Extracted data entries:
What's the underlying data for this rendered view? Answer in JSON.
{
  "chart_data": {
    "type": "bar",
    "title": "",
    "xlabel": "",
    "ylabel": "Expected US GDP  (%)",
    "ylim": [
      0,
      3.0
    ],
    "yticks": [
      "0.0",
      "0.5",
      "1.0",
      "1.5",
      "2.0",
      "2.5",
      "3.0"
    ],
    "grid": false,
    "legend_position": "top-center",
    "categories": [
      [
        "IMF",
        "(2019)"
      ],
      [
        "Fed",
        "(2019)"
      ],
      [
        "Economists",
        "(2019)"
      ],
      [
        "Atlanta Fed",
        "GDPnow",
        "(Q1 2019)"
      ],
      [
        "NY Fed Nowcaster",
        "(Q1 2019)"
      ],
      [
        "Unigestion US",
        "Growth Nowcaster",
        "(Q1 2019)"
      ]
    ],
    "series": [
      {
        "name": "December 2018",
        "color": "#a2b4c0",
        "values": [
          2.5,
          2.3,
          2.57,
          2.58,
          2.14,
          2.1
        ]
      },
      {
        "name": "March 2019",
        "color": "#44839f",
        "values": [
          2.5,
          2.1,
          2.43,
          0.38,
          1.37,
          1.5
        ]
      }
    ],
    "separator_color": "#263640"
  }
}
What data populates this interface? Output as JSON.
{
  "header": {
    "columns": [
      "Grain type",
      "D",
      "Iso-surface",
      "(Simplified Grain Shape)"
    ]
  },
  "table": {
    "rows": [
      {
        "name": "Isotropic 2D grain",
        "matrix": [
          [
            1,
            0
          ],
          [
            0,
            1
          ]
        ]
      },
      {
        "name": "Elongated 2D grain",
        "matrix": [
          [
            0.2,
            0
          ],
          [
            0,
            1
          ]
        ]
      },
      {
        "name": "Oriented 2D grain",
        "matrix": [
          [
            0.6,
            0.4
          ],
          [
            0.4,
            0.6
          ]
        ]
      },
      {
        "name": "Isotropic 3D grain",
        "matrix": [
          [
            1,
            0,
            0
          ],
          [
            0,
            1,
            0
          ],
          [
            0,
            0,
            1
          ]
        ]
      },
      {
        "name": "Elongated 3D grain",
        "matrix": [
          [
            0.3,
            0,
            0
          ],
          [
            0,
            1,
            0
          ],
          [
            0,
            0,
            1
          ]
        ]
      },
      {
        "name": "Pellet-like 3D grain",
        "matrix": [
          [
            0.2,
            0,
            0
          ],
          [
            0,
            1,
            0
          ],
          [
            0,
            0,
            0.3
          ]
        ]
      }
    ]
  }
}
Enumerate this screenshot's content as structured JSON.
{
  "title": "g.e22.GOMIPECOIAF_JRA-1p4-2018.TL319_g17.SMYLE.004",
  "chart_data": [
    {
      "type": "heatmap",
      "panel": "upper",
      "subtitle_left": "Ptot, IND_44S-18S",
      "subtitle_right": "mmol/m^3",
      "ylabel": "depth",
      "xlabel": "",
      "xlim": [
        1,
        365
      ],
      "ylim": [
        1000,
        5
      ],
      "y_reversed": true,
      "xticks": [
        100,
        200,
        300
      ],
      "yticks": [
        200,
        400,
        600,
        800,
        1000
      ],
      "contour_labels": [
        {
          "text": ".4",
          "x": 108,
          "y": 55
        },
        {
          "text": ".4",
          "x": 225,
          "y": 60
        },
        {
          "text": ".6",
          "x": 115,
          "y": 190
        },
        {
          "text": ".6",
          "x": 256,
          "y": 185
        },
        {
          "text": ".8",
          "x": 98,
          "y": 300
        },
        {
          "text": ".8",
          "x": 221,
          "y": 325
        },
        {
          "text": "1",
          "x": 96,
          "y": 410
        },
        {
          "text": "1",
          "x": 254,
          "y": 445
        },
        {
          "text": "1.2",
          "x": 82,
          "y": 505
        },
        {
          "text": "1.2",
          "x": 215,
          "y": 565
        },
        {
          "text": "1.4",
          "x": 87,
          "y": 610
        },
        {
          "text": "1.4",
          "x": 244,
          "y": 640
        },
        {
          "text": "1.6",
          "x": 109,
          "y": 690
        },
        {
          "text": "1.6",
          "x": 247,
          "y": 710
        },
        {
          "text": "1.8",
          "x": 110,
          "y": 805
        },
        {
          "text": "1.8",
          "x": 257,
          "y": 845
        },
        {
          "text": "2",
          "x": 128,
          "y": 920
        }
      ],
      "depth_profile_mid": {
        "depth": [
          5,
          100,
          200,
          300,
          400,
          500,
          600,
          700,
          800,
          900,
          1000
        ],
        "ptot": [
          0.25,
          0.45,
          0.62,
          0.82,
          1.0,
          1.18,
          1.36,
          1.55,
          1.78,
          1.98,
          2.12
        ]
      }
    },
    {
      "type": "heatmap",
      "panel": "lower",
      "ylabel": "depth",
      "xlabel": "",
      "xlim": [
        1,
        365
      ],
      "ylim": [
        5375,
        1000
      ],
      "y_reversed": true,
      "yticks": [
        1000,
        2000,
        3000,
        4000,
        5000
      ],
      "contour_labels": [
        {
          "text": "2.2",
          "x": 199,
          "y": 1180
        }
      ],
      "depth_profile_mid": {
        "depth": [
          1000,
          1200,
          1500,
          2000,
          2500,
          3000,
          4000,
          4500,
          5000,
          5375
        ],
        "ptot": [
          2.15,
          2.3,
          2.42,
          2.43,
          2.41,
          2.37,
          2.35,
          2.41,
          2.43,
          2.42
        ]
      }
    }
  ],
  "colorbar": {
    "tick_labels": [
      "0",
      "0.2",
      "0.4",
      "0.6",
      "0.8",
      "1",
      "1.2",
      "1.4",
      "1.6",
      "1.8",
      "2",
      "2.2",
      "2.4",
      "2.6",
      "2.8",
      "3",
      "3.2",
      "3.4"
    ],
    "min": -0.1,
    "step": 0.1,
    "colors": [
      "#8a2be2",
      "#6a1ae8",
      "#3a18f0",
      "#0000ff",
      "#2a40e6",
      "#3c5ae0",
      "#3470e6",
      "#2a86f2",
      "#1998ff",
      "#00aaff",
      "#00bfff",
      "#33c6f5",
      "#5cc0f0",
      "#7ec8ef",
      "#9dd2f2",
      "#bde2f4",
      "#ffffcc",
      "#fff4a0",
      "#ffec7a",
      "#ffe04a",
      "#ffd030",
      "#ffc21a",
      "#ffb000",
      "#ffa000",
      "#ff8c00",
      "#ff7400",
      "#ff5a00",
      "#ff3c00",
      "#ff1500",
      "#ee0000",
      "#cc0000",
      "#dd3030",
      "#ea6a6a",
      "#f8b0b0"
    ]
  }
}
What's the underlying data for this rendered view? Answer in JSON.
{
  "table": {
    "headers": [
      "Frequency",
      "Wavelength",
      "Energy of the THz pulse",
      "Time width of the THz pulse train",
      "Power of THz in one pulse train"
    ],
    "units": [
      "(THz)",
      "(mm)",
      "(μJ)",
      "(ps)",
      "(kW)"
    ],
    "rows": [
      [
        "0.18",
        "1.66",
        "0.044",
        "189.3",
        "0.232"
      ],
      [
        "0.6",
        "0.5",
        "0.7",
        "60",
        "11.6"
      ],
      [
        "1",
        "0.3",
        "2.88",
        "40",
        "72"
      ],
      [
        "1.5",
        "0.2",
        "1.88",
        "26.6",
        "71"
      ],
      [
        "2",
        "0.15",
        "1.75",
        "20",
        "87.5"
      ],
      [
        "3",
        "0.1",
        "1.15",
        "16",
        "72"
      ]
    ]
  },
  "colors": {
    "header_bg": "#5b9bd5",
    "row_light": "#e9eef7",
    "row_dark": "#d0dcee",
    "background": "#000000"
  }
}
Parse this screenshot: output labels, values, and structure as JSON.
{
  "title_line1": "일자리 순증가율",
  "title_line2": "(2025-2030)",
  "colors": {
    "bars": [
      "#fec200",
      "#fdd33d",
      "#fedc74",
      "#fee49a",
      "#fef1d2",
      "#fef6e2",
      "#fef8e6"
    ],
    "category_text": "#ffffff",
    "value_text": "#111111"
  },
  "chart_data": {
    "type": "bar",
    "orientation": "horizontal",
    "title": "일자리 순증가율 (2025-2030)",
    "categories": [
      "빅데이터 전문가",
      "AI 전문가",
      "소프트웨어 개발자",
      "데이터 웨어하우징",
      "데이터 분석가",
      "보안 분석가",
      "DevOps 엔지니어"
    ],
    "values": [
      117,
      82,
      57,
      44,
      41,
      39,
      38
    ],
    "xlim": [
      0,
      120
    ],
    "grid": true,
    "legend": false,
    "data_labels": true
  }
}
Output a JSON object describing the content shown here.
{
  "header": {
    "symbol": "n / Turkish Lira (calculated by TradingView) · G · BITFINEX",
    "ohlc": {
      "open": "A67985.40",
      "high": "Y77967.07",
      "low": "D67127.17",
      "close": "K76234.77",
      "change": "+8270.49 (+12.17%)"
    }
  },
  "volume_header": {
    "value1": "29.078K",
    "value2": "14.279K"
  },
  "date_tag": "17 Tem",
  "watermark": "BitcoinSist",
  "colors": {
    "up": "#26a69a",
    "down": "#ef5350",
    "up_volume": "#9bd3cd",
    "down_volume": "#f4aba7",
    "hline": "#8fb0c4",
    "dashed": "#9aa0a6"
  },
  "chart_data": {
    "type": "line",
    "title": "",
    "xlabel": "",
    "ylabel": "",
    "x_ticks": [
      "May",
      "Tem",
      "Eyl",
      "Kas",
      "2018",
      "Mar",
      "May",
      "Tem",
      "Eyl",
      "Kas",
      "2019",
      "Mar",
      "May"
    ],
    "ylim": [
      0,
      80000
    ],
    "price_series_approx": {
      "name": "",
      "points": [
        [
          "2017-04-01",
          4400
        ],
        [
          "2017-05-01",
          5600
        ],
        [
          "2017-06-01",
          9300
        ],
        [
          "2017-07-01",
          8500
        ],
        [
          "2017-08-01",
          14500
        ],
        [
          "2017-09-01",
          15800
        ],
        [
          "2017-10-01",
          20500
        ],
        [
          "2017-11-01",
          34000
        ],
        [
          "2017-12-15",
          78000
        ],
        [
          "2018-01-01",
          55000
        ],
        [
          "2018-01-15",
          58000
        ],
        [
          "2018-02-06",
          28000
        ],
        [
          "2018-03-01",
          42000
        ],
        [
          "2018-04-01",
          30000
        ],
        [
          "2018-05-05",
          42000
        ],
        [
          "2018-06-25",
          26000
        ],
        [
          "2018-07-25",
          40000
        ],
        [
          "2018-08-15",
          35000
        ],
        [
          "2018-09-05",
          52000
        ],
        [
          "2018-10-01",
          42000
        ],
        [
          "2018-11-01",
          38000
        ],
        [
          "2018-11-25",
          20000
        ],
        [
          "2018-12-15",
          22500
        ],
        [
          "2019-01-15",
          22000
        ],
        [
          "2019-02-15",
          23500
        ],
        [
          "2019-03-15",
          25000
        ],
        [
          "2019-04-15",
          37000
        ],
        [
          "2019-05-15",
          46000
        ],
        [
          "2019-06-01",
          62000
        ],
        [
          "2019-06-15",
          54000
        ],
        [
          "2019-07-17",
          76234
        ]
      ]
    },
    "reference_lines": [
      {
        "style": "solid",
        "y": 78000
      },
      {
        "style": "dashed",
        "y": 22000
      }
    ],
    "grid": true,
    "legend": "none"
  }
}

▸ GIVEN INSTRUCTION
Which lines in the records above contain the string "values"? Copy each one.

▸ WORKED ANSWER
        "values": [
        "values": [
Parse this screenshot: output labels, values, and structure as JSON.
    "values": [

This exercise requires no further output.